> **Tarea 1**:
Según la noticia sobre el Nobel de Economía de 2011, ¿por qué trabajos recibieron el galardón Thomas J. Sargent y Christopher A. Sims?
> **Tarea 2**:
Prolonga la noticia sobre el Nobel de Economía de 2011 a partir de su último párrafo.

Los estadounidenses Thomas J. Sargent y Christopher A. Sims ganan el Nobel de Economía

Era el único premio que faltaba por conocerse de la edición 2011 de los prestigiosos Nobel, pero por fin el comité del premio Nobel ha concedido el galardón a Thomas J. Sargent y Christopher A. Sims, académicos estadounidenses, por sus «investigaciones empíricas respecto a las causas y los efectos a nivel macroeconómico»

de las decisiones de política económica.

Premio-Nobel-Economía

Dada la situación actual de crisis económica, de la deuda y financiera, había bastante interés en conocer los premiados de este año y si tendrían alguna relación con la crisis. Al final, han querido ser bastante diplomáticos con los ganadores, que recaen en dos personas que se han centrado en el estudio de la macroeconomía, el estudio global de la economía y los efectos que tienen cualquier tipo de decisión en ella.

> **Fragmentos de entradas**:

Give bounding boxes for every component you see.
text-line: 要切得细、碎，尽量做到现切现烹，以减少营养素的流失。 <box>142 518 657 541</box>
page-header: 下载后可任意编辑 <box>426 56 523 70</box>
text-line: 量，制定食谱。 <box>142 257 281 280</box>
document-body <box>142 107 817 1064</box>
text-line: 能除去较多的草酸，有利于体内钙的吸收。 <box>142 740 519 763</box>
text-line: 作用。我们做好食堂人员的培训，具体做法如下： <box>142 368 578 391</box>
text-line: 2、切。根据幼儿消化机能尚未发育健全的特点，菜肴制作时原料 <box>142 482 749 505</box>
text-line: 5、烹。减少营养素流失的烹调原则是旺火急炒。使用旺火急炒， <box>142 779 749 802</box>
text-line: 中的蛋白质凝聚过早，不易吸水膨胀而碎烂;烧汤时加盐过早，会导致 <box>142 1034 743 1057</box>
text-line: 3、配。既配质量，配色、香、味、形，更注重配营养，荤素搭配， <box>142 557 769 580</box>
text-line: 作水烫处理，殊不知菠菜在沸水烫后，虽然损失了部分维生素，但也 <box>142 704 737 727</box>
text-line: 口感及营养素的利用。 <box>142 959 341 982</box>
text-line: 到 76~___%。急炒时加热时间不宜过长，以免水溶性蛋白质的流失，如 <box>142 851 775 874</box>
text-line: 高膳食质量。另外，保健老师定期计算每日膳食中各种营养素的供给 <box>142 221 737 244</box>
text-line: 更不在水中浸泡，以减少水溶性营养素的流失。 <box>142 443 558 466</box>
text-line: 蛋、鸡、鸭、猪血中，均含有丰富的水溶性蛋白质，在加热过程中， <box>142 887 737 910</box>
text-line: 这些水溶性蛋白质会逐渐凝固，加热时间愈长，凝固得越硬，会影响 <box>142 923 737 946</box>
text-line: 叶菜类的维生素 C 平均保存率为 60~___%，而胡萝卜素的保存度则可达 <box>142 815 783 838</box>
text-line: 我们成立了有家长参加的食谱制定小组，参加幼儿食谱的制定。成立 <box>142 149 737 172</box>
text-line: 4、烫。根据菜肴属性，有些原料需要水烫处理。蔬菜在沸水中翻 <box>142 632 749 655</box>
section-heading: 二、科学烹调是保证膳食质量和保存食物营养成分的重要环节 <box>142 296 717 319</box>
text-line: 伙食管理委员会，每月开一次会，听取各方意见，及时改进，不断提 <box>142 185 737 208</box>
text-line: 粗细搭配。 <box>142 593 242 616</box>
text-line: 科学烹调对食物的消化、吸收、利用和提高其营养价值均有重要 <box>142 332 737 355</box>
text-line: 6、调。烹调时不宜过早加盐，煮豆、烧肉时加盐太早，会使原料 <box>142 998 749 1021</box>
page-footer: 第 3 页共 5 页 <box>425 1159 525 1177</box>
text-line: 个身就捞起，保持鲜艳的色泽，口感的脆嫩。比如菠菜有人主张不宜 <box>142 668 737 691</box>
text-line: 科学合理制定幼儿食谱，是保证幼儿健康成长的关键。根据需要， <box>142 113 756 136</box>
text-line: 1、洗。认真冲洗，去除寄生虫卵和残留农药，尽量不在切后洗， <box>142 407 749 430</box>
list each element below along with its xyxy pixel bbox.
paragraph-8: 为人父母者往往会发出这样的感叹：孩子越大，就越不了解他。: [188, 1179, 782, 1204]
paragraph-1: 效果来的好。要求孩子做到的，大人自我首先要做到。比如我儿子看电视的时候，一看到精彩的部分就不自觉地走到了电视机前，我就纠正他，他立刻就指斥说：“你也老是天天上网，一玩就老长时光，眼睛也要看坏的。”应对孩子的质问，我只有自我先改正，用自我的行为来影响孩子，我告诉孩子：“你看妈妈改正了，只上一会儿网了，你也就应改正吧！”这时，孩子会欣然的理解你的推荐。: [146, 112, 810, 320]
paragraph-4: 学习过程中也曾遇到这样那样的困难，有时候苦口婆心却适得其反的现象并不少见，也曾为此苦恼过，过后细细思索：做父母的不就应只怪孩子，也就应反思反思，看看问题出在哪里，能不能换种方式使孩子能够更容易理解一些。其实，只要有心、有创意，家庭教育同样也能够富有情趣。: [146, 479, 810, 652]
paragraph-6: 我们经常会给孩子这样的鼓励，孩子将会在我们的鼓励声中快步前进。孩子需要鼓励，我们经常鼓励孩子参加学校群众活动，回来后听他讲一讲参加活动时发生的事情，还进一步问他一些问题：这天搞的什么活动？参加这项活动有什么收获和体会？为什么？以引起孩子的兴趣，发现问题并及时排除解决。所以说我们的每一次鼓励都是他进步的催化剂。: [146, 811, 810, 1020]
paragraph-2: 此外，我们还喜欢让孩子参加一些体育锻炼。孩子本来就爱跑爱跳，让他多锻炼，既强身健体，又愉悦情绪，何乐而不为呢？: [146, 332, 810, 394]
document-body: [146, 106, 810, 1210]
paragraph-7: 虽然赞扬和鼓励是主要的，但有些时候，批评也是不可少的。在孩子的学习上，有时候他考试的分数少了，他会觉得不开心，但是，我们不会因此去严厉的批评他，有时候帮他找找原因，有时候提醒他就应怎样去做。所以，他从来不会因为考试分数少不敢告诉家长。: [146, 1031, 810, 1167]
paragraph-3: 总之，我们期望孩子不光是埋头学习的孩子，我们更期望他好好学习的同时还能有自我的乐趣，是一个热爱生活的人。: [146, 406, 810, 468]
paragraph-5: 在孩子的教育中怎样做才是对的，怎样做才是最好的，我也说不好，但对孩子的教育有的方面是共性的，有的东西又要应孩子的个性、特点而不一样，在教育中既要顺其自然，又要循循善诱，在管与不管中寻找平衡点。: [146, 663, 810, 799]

> **Respuesta esperada 1**:
Por sus investigaciones empíricas respecto a las causas y los efectos a nivel macroeconómico de las decisiones de política económica.

> **Respuesta esperada 2**:
Sargent y Sims cogen el testigo de los también estadounidenses, Peter A. Diamond y Dale T. Mortensen, así como al británico chipriota Christopher A. Pissarides. El Nobel de Economía (Premio de Ciencias Económicas del Banco de Suecia) se entregó por primera vez en 1968 y está dotado con una dotación económica de algo más de un millón de euros.

El comunicado de la Academia sueca reconoce la valía de Sargent y Sims a la hora de desarrollar métodos de análisis que se basan en la relación causal entre la política económica y las diferentes variables macroeconómicas, como pueden ser el PIB, la inflación, el empleo o las inversiones. Estos métodos, permiten que se pueda responder a preguntas como de qué forma el PIB o la inflación se ven afectados por un incremento temporal de las tasas de interés o por una reducción de impuestos, qué sucedería si un banco central modifica sus objetivos de inflación o si un Gobierno modifica sus objetivos de equilibrio presupuestario, por citar sólo algunos ejemplos.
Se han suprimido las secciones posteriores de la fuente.